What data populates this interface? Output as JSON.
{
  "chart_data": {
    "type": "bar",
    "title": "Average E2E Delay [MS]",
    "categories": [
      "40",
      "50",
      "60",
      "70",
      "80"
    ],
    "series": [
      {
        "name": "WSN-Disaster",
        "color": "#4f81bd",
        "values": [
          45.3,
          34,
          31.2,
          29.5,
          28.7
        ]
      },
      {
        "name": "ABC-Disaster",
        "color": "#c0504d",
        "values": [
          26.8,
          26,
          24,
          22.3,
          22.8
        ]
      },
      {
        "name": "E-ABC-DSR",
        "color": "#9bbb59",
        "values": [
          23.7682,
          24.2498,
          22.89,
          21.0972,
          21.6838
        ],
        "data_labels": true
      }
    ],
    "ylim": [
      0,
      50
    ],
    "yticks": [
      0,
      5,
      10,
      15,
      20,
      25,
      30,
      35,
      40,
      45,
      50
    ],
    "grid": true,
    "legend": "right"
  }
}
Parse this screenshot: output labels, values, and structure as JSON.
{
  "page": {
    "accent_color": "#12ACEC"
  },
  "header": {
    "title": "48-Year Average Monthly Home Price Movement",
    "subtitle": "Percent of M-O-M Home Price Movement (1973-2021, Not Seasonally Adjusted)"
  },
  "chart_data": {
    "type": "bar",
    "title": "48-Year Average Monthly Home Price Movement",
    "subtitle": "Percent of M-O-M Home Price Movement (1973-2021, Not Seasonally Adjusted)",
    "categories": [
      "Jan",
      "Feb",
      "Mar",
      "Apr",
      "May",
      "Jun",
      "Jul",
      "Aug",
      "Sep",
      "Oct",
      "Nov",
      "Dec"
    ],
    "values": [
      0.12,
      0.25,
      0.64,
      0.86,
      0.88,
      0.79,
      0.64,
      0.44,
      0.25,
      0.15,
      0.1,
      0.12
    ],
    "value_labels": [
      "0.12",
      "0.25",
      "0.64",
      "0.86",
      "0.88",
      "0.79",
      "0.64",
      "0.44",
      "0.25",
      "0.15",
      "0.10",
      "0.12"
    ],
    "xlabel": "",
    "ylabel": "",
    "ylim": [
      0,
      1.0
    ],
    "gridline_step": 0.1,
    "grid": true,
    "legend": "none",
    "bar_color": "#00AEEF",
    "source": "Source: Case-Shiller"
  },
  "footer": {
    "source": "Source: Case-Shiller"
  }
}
^^^^^^^^
Problem requirements:
Write out only the final block of lines, starting at the line with "Parse this screenshot: output" and running to the end of the material.

The answer:
Parse this screenshot: output labels, values, and structure as JSON.
{
  "page": {
    "accent_color": "#12ACEC"
  },
  "header": {
    "title": "48-Year Average Monthly Home Price Movement",
    "subtitle": "Percent of M-O-M Home Price Movement (1973-2021, Not Seasonally Adjusted)"
  },
  "chart_data": {
    "type": "bar",
    "title": "48-Year Average Monthly Home Price Movement",
    "subtitle": "Percent of M-O-M Home Price Movement (1973-2021, Not Seasonally Adjusted)",
    "categories": [
      "Jan",
      "Feb",
      "Mar",
      "Apr",
      "May",
      "Jun",
      "Jul",
      "Aug",
      "Sep",
      "Oct",
      "Nov",
      "Dec"
    ],
    "values": [
      0.12,
      0.25,
      0.64,
      0.86,
      0.88,
      0.79,
      0.64,
      0.44,
      0.25,
      0.15,
      0.1,
      0.12
    ],
    "value_labels": [
      "0.12",
      "0.25",
      "0.64",
      "0.86",
      "0.88",
      "0.79",
      "0.64",
      "0.44",
      "0.25",
      "0.15",
      "0.10",
      "0.12"
    ],
    "xlabel": "",
    "ylabel": "",
    "ylim": [
      0,
      1.0
    ],
    "gridline_step": 0.1,
    "grid": true,
    "legend": "none",
    "bar_color": "#00AEEF",
    "source": "Source: Case-Shiller"
  },
  "footer": {
    "source": "Source: Case-Shiller"
  }
}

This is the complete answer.